■ Exercise data:
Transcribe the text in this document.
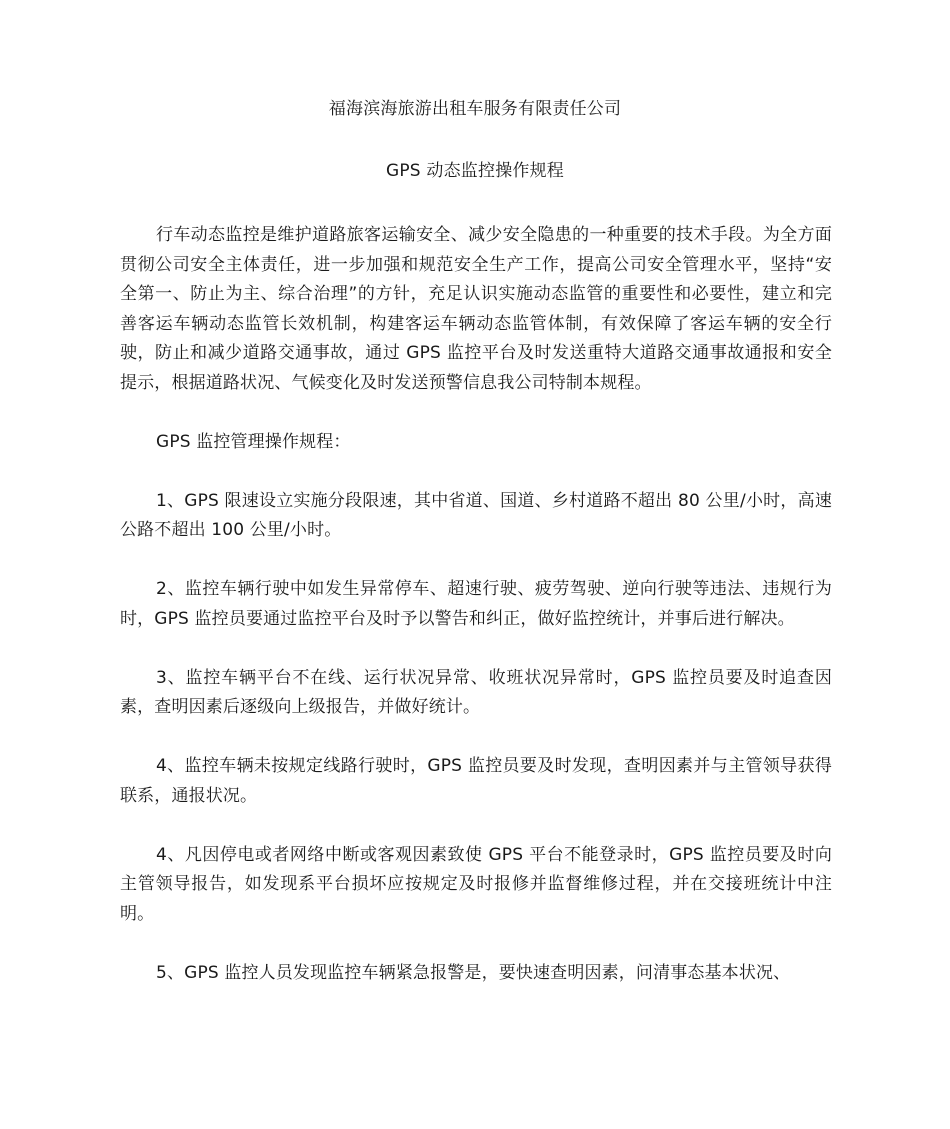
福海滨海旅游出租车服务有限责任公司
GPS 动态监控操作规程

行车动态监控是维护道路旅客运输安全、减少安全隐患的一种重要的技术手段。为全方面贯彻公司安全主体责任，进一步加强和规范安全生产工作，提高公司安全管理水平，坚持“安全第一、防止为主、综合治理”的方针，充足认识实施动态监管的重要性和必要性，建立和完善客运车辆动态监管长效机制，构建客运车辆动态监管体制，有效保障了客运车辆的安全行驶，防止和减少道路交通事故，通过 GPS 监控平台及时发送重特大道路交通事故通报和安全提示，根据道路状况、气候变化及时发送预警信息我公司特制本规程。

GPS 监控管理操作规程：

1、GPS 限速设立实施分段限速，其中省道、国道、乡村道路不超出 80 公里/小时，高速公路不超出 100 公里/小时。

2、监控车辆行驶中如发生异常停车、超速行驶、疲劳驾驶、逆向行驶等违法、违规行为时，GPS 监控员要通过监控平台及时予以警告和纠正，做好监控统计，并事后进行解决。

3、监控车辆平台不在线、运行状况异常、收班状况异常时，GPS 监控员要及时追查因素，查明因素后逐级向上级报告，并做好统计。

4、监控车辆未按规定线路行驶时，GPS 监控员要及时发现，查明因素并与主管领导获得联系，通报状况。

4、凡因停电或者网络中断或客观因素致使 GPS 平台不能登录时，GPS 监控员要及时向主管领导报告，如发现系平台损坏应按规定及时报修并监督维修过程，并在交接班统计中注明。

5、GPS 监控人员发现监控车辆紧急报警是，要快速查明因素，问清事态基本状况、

■ Goal: Write out all the entries exactly, except for the pictures.

■ Solution to this problem:
Transcribe the text in this document.
福海滨海旅游出租车服务有限责任公司
GPS 动态监控操作规程

行车动态监控是维护道路旅客运输安全、减少安全隐患的一种重要的技术手段。为全方面贯彻公司安全主体责任，进一步加强和规范安全生产工作，提高公司安全管理水平，坚持“安全第一、防止为主、综合治理”的方针，充足认识实施动态监管的重要性和必要性，建立和完善客运车辆动态监管长效机制，构建客运车辆动态监管体制，有效保障了客运车辆的安全行驶，防止和减少道路交通事故，通过 GPS 监控平台及时发送重特大道路交通事故通报和安全提示，根据道路状况、气候变化及时发送预警信息我公司特制本规程。

GPS 监控管理操作规程：

1、GPS 限速设立实施分段限速，其中省道、国道、乡村道路不超出 80 公里/小时，高速公路不超出 100 公里/小时。

2、监控车辆行驶中如发生异常停车、超速行驶、疲劳驾驶、逆向行驶等违法、违规行为时，GPS 监控员要通过监控平台及时予以警告和纠正，做好监控统计，并事后进行解决。

3、监控车辆平台不在线、运行状况异常、收班状况异常时，GPS 监控员要及时追查因素，查明因素后逐级向上级报告，并做好统计。

4、监控车辆未按规定线路行驶时，GPS 监控员要及时发现，查明因素并与主管领导获得联系，通报状况。

4、凡因停电或者网络中断或客观因素致使 GPS 平台不能登录时，GPS 监控员要及时向主管领导报告，如发现系平台损坏应按规定及时报修并监督维修过程，并在交接班统计中注明。

5、GPS 监控人员发现监控车辆紧急报警是，要快速查明因素，问清事态基本状况、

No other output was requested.